*YOUR GOAL*: Reproduce all entries verbatim, with nothing added or dropped.

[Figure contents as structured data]
## BEGIN
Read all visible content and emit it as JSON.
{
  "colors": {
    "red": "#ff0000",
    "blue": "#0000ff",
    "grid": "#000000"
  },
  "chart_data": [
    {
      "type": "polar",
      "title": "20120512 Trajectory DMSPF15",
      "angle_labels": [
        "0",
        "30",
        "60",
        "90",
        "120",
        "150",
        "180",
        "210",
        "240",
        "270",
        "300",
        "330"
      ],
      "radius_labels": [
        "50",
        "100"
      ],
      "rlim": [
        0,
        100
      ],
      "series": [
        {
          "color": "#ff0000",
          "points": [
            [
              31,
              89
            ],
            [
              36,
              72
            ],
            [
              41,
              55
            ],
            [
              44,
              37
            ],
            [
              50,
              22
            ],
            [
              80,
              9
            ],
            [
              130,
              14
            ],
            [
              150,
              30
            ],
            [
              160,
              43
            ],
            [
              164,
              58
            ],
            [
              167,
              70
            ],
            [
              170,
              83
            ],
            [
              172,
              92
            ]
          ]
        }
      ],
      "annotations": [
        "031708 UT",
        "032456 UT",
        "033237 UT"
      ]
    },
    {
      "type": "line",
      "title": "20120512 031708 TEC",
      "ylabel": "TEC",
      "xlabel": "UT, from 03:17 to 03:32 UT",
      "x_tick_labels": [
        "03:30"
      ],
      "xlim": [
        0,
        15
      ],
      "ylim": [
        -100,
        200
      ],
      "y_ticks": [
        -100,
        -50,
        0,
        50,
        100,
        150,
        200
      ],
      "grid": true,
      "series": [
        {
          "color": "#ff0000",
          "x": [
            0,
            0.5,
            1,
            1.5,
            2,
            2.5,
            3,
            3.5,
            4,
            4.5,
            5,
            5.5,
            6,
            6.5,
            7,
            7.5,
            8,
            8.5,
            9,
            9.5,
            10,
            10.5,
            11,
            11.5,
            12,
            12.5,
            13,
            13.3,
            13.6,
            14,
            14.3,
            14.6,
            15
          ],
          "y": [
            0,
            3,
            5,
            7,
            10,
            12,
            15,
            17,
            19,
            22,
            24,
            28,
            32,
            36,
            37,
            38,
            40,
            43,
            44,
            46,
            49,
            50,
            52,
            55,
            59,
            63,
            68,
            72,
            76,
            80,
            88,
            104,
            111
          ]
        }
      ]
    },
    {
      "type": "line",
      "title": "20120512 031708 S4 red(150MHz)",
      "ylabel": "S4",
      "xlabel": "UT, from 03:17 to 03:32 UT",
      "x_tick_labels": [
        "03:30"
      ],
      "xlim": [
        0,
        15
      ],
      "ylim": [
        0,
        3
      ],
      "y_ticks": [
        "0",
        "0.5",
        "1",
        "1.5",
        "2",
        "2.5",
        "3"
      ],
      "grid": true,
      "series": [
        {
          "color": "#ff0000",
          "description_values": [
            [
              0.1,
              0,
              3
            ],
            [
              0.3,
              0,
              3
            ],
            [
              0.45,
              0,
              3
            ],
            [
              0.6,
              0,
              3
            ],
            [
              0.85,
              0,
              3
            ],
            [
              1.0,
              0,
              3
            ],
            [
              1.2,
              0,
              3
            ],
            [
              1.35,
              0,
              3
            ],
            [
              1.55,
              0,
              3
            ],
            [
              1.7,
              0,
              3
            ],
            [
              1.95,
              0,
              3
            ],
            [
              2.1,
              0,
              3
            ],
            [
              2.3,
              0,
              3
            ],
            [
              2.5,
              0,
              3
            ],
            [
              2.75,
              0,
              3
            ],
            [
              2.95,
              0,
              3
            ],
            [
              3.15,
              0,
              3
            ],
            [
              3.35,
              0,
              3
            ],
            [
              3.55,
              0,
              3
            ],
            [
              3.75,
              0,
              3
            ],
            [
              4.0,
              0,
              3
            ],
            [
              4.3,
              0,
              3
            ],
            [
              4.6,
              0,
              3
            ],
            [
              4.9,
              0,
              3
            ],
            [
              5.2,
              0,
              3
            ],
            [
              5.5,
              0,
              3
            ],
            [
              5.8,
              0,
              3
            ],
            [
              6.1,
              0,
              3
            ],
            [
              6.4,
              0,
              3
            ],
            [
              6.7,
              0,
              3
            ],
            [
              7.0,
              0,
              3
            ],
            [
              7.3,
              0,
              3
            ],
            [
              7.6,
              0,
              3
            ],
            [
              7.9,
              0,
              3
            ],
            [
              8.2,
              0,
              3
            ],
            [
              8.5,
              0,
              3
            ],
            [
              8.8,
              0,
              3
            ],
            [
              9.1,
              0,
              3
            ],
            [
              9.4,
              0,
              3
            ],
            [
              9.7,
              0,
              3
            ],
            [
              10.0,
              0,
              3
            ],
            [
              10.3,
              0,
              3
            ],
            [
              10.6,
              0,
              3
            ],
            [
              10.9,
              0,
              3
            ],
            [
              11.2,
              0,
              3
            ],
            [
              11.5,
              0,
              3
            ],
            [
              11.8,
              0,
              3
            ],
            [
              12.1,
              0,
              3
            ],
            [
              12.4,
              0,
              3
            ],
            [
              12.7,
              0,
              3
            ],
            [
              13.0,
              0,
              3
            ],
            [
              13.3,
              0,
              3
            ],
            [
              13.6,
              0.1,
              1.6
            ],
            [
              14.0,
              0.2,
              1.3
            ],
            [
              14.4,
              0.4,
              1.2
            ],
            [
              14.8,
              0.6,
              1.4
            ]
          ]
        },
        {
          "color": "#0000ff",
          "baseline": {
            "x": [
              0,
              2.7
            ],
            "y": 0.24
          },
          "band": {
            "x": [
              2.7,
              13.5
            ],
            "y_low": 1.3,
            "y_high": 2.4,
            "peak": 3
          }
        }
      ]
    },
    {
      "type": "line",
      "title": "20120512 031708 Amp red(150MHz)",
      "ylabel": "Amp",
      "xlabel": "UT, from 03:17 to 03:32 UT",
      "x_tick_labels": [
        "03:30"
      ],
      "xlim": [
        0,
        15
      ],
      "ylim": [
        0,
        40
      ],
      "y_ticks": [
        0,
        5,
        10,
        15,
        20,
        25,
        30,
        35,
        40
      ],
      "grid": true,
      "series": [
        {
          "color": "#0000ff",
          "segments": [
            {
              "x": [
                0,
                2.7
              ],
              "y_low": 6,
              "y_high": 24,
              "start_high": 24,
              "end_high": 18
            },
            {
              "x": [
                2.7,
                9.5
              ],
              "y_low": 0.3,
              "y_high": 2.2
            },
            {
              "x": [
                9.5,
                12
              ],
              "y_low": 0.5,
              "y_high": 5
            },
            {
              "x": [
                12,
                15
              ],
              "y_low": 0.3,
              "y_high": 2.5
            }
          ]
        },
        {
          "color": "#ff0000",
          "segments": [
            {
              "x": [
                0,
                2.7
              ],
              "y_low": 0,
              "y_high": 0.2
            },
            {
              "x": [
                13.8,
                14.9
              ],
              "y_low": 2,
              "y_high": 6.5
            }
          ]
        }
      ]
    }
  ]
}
## END
*FINAL ANSWER*:
Read all visible content and emit it as JSON.
{
  "colors": {
    "red": "#ff0000",
    "blue": "#0000ff",
    "grid": "#000000"
  },
  "chart_data": [
    {
      "type": "polar",
      "title": "20120512 Trajectory DMSPF15",
      "angle_labels": [
        "0",
        "30",
        "60",
        "90",
        "120",
        "150",
        "180",
        "210",
        "240",
        "270",
        "300",
        "330"
      ],
      "radius_labels": [
        "50",
        "100"
      ],
      "rlim": [
        0,
        100
      ],
      "series": [
        {
          "color": "#ff0000",
          "points": [
            [
              31,
              89
            ],
            [
              36,
              72
            ],
            [
              41,
              55
            ],
            [
              44,
              37
            ],
            [
              50,
              22
            ],
            [
              80,
              9
            ],
            [
              130,
              14
            ],
            [
              150,
              30
            ],
            [
              160,
              43
            ],
            [
              164,
              58
            ],
            [
              167,
              70
            ],
            [
              170,
              83
            ],
            [
              172,
              92
            ]
          ]
        }
      ],
      "annotations": [
        "031708 UT",
        "032456 UT",
        "033237 UT"
      ]
    },
    {
      "type": "line",
      "title": "20120512 031708 TEC",
      "ylabel": "TEC",
      "xlabel": "UT, from 03:17 to 03:32 UT",
      "x_tick_labels": [
        "03:30"
      ],
      "xlim": [
        0,
        15
      ],
      "ylim": [
        -100,
        200
      ],
      "y_ticks": [
        -100,
        -50,
        0,
        50,
        100,
        150,
        200
      ],
      "grid": true,
      "series": [
        {
          "color": "#ff0000",
          "x": [
            0,
            0.5,
            1,
            1.5,
            2,
            2.5,
            3,
            3.5,
            4,
            4.5,
            5,
            5.5,
            6,
            6.5,
            7,
            7.5,
            8,
            8.5,
            9,
            9.5,
            10,
            10.5,
            11,
            11.5,
            12,
            12.5,
            13,
            13.3,
            13.6,
            14,
            14.3,
            14.6,
            15
          ],
          "y": [
            0,
            3,
            5,
            7,
            10,
            12,
            15,
            17,
            19,
            22,
            24,
            28,
            32,
            36,
            37,
            38,
            40,
            43,
            44,
            46,
            49,
            50,
            52,
            55,
            59,
            63,
            68,
            72,
            76,
            80,
            88,
            104,
            111
          ]
        }
      ]
    },
    {
      "type": "line",
      "title": "20120512 031708 S4 red(150MHz)",
      "ylabel": "S4",
      "xlabel": "UT, from 03:17 to 03:32 UT",
      "x_tick_labels": [
        "03:30"
      ],
      "xlim": [
        0,
        15
      ],
      "ylim": [
        0,
        3
      ],
      "y_ticks": [
        "0",
        "0.5",
        "1",
        "1.5",
        "2",
        "2.5",
        "3"
      ],
      "grid": true,
      "series": [
        {
          "color": "#ff0000",
          "description_values": [
            [
              0.1,
              0,
              3
            ],
            [
              0.3,
              0,
              3
            ],
            [
              0.45,
              0,
              3
            ],
            [
              0.6,
              0,
              3
            ],
            [
              0.85,
              0,
              3
            ],
            [
              1.0,
              0,
              3
            ],
            [
              1.2,
              0,
              3
            ],
            [
              1.35,
              0,
              3
            ],
            [
              1.55,
              0,
              3
            ],
            [
              1.7,
              0,
              3
            ],
            [
              1.95,
              0,
              3
            ],
            [
              2.1,
              0,
              3
            ],
            [
              2.3,
              0,
              3
            ],
            [
              2.5,
              0,
              3
            ],
            [
              2.75,
              0,
              3
            ],
            [
              2.95,
              0,
              3
            ],
            [
              3.15,
              0,
              3
            ],
            [
              3.35,
              0,
              3
            ],
            [
              3.55,
              0,
              3
            ],
            [
              3.75,
              0,
              3
            ],
            [
              4.0,
              0,
              3
            ],
            [
              4.3,
              0,
              3
            ],
            [
              4.6,
              0,
              3
            ],
            [
              4.9,
              0,
              3
            ],
            [
              5.2,
              0,
              3
            ],
            [
              5.5,
              0,
              3
            ],
            [
              5.8,
              0,
              3
            ],
            [
              6.1,
              0,
              3
            ],
            [
              6.4,
              0,
              3
            ],
            [
              6.7,
              0,
              3
            ],
            [
              7.0,
              0,
              3
            ],
            [
              7.3,
              0,
              3
            ],
            [
              7.6,
              0,
              3
            ],
            [
              7.9,
              0,
              3
            ],
            [
              8.2,
              0,
              3
            ],
            [
              8.5,
              0,
              3
            ],
            [
              8.8,
              0,
              3
            ],
            [
              9.1,
              0,
              3
            ],
            [
              9.4,
              0,
              3
            ],
            [
              9.7,
              0,
              3
            ],
            [
              10.0,
              0,
              3
            ],
            [
              10.3,
              0,
              3
            ],
            [
              10.6,
              0,
              3
            ],
            [
              10.9,
              0,
              3
            ],
            [
              11.2,
              0,
              3
            ],
            [
              11.5,
              0,
              3
            ],
            [
              11.8,
              0,
              3
            ],
            [
              12.1,
              0,
              3
            ],
            [
              12.4,
              0,
              3
            ],
            [
              12.7,
              0,
              3
            ],
            [
              13.0,
              0,
              3
            ],
            [
              13.3,
              0,
              3
            ],
            [
              13.6,
              0.1,
              1.6
            ],
            [
              14.0,
              0.2,
              1.3
            ],
            [
              14.4,
              0.4,
              1.2
            ],
            [
              14.8,
              0.6,
              1.4
            ]
          ]
        },
        {
          "color": "#0000ff",
          "baseline": {
            "x": [
              0,
              2.7
            ],
            "y": 0.24
          },
          "band": {
            "x": [
              2.7,
              13.5
            ],
            "y_low": 1.3,
            "y_high": 2.4,
            "peak": 3
          }
        }
      ]
    },
    {
      "type": "line",
      "title": "20120512 031708 Amp red(150MHz)",
      "ylabel": "Amp",
      "xlabel": "UT, from 03:17 to 03:32 UT",
      "x_tick_labels": [
        "03:30"
      ],
      "xlim": [
        0,
        15
      ],
      "ylim": [
        0,
        40
      ],
      "y_ticks": [
        0,
        5,
        10,
        15,
        20,
        25,
        30,
        35,
        40
      ],
      "grid": true,
      "series": [
        {
          "color": "#0000ff",
          "segments": [
            {
              "x": [
                0,
                2.7
              ],
              "y_low": 6,
              "y_high": 24,
              "start_high": 24,
              "end_high": 18
            },
            {
              "x": [
                2.7,
                9.5
              ],
              "y_low": 0.3,
              "y_high": 2.2
            },
            {
              "x": [
                9.5,
                12
              ],
              "y_low": 0.5,
              "y_high": 5
            },
            {
              "x": [
                12,
                15
              ],
              "y_low": 0.3,
              "y_high": 2.5
            }
          ]
        },
        {
          "color": "#ff0000",
          "segments": [
            {
              "x": [
                0,
                2.7
              ],
              "y_low": 0,
              "y_high": 0.2
            },
            {
              "x": [
                13.8,
                14.9
              ],
              "y_low": 2,
              "y_high": 6.5
            }
          ]
        }
      ]
    }
  ]
}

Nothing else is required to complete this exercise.